> GIVEN EXERCISE
Exactly reproduce each record listed below.

(Extracted records)

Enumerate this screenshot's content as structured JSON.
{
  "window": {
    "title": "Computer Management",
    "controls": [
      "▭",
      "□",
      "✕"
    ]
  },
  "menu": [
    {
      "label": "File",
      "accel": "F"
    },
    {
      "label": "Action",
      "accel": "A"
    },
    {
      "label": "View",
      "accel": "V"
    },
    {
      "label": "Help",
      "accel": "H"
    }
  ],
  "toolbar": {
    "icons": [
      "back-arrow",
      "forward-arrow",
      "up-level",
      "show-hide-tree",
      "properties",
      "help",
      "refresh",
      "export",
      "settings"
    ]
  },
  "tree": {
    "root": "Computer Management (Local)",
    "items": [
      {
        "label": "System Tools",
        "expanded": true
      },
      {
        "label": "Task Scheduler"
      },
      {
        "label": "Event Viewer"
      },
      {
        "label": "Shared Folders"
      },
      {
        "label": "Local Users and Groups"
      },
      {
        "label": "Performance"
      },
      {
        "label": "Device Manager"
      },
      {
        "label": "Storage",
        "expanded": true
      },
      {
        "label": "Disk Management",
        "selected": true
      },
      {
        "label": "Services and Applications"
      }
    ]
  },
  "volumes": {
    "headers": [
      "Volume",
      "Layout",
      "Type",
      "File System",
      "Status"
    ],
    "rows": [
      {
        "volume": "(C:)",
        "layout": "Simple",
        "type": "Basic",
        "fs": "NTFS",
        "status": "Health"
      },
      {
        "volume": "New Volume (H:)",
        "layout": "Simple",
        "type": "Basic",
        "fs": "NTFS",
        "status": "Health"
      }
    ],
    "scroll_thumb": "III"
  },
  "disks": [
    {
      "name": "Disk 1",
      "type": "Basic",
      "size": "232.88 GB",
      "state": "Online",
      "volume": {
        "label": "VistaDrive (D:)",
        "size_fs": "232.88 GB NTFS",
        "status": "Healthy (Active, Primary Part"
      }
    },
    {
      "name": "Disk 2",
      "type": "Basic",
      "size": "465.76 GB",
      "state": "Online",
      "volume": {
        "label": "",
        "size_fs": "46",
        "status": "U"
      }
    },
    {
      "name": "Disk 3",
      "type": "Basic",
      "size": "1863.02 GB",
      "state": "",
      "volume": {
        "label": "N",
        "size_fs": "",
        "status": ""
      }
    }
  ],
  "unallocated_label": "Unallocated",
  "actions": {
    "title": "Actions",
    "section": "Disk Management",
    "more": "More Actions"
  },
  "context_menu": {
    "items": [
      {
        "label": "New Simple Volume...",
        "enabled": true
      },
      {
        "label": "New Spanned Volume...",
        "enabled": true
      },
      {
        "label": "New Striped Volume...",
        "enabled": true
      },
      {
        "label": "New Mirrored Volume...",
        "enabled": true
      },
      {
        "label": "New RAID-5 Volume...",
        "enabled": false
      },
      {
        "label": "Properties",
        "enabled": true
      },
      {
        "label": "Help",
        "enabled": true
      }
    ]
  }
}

> SOLUTION FOR THIS PROBLEM
Enumerate this screenshot's content as structured JSON.
{
  "window": {
    "title": "Computer Management",
    "controls": [
      "▭",
      "□",
      "✕"
    ]
  },
  "menu": [
    {
      "label": "File",
      "accel": "F"
    },
    {
      "label": "Action",
      "accel": "A"
    },
    {
      "label": "View",
      "accel": "V"
    },
    {
      "label": "Help",
      "accel": "H"
    }
  ],
  "toolbar": {
    "icons": [
      "back-arrow",
      "forward-arrow",
      "up-level",
      "show-hide-tree",
      "properties",
      "help",
      "refresh",
      "export",
      "settings"
    ]
  },
  "tree": {
    "root": "Computer Management (Local)",
    "items": [
      {
        "label": "System Tools",
        "expanded": true
      },
      {
        "label": "Task Scheduler"
      },
      {
        "label": "Event Viewer"
      },
      {
        "label": "Shared Folders"
      },
      {
        "label": "Local Users and Groups"
      },
      {
        "label": "Performance"
      },
      {
        "label": "Device Manager"
      },
      {
        "label": "Storage",
        "expanded": true
      },
      {
        "label": "Disk Management",
        "selected": true
      },
      {
        "label": "Services and Applications"
      }
    ]
  },
  "volumes": {
    "headers": [
      "Volume",
      "Layout",
      "Type",
      "File System",
      "Status"
    ],
    "rows": [
      {
        "volume": "(C:)",
        "layout": "Simple",
        "type": "Basic",
        "fs": "NTFS",
        "status": "Health"
      },
      {
        "volume": "New Volume (H:)",
        "layout": "Simple",
        "type": "Basic",
        "fs": "NTFS",
        "status": "Health"
      }
    ],
    "scroll_thumb": "III"
  },
  "disks": [
    {
      "name": "Disk 1",
      "type": "Basic",
      "size": "232.88 GB",
      "state": "Online",
      "volume": {
        "label": "VistaDrive (D:)",
        "size_fs": "232.88 GB NTFS",
        "status": "Healthy (Active, Primary Part"
      }
    },
    {
      "name": "Disk 2",
      "type": "Basic",
      "size": "465.76 GB",
      "state": "Online",
      "volume": {
        "label": "",
        "size_fs": "46",
        "status": "U"
      }
    },
    {
      "name": "Disk 3",
      "type": "Basic",
      "size": "1863.02 GB",
      "state": "",
      "volume": {
        "label": "N",
        "size_fs": "",
        "status": ""
      }
    }
  ],
  "unallocated_label": "Unallocated",
  "actions": {
    "title": "Actions",
    "section": "Disk Management",
    "more": "More Actions"
  },
  "context_menu": {
    "items": [
      {
        "label": "New Simple Volume...",
        "enabled": true
      },
      {
        "label": "New Spanned Volume...",
        "enabled": true
      },
      {
        "label": "New Striped Volume...",
        "enabled": true
      },
      {
        "label": "New Mirrored Volume...",
        "enabled": true
      },
      {
        "label": "New RAID-5 Volume...",
        "enabled": false
      },
      {
        "label": "Properties",
        "enabled": true
      },
      {
        "label": "Help",
        "enabled": true
      }
    ]
  }
}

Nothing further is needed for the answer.